== GIVEN REQUEST ==
Count every line in the data below where "Religious" occurs, then state that number and nothing more.

Stored items:

--- BEGIN ---

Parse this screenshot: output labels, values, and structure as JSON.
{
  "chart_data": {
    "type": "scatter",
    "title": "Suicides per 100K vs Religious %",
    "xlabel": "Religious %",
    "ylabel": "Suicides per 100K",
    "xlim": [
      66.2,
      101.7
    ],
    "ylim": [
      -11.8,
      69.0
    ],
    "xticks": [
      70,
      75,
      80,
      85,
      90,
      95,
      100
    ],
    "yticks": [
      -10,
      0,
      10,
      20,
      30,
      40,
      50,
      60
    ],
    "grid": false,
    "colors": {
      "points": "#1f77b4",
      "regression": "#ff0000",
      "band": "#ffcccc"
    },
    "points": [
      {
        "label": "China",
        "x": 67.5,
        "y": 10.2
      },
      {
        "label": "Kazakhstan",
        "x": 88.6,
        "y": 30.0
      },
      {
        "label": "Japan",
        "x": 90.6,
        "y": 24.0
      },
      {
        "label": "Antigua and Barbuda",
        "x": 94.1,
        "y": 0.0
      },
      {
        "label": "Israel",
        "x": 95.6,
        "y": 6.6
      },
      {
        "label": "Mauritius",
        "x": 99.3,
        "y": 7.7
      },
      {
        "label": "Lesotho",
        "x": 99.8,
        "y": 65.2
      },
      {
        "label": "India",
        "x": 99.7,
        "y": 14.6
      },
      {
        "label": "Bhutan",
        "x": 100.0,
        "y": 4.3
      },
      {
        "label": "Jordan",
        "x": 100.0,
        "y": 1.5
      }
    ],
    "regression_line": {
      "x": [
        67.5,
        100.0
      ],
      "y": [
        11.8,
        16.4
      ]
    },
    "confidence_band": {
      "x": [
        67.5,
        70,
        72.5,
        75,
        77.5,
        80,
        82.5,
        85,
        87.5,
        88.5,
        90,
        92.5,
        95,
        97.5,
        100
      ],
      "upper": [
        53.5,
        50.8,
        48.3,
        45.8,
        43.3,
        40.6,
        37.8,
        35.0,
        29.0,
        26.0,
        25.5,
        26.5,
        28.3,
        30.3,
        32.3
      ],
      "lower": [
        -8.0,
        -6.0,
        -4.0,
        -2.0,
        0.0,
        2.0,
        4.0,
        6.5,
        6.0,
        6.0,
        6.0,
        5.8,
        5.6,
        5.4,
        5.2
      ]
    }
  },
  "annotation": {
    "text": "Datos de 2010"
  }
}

--- END ---

== FINISHED EXERCISE ==
2